:: Do this ::
Find the lines holding the string "come" in the data, then copy all of them.
START Given records
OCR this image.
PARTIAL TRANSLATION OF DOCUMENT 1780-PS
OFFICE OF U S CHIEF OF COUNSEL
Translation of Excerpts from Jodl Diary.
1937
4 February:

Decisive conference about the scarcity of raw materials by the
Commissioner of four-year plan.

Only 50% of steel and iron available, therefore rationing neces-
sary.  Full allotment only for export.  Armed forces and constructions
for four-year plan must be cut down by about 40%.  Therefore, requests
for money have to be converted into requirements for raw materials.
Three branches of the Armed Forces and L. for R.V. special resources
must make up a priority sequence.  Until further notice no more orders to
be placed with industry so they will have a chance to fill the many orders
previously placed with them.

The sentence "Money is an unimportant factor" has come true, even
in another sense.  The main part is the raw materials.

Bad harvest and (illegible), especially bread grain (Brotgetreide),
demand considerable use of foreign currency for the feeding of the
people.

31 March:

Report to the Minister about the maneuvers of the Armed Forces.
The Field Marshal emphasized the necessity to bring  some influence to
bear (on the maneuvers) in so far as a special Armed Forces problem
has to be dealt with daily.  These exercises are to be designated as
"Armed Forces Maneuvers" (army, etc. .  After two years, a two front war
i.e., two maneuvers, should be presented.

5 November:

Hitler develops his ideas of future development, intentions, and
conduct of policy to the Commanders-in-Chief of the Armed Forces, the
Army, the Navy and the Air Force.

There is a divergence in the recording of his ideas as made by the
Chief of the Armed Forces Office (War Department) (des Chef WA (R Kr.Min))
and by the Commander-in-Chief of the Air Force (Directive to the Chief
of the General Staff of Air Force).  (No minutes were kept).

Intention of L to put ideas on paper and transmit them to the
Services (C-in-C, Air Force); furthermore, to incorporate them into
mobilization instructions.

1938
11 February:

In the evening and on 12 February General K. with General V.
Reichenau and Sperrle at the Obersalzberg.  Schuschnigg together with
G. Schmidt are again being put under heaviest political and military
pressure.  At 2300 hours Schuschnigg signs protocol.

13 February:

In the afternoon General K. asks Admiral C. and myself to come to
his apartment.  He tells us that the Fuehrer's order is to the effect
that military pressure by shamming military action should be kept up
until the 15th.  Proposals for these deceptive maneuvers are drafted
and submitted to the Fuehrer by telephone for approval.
END Given records
START Given records
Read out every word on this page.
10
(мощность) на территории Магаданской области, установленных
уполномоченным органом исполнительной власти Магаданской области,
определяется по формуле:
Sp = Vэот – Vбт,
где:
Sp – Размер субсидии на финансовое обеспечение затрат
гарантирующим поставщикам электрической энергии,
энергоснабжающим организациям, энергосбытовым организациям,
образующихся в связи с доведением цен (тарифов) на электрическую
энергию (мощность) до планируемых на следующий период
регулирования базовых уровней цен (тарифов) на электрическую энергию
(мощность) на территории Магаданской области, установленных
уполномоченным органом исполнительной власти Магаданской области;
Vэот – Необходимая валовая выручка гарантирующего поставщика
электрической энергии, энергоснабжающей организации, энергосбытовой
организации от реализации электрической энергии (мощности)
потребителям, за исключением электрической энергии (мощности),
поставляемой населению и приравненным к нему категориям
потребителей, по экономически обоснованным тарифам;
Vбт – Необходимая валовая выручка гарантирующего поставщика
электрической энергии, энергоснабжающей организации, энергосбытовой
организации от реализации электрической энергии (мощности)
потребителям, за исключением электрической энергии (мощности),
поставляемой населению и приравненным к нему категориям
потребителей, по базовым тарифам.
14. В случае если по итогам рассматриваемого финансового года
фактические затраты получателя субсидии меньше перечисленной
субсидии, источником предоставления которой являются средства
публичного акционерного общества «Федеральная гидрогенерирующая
END Given records
START Given records
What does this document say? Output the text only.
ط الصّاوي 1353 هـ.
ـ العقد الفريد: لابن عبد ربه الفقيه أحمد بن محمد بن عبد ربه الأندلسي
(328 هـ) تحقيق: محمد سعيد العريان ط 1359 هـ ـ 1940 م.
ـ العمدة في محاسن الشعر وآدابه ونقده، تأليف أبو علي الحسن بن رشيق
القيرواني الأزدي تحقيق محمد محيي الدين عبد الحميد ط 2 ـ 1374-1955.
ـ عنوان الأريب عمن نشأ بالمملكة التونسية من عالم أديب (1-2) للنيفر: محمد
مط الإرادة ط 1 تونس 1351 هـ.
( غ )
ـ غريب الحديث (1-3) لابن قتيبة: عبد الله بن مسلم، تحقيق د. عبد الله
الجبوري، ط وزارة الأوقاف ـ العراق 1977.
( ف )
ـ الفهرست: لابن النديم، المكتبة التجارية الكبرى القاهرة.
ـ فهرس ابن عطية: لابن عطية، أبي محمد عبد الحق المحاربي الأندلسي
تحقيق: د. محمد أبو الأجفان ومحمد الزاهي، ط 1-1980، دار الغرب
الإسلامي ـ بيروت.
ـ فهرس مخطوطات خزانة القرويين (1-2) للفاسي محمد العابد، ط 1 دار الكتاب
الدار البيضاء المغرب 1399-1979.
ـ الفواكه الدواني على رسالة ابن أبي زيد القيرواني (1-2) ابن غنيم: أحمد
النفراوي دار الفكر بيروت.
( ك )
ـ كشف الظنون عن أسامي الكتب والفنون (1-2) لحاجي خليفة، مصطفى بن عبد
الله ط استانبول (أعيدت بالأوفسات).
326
END Given records
:: Output of the task ::
The sentence "Money is an unimportant factor" has come true, even
In the afternoon General K. asks Admiral C. and myself to come to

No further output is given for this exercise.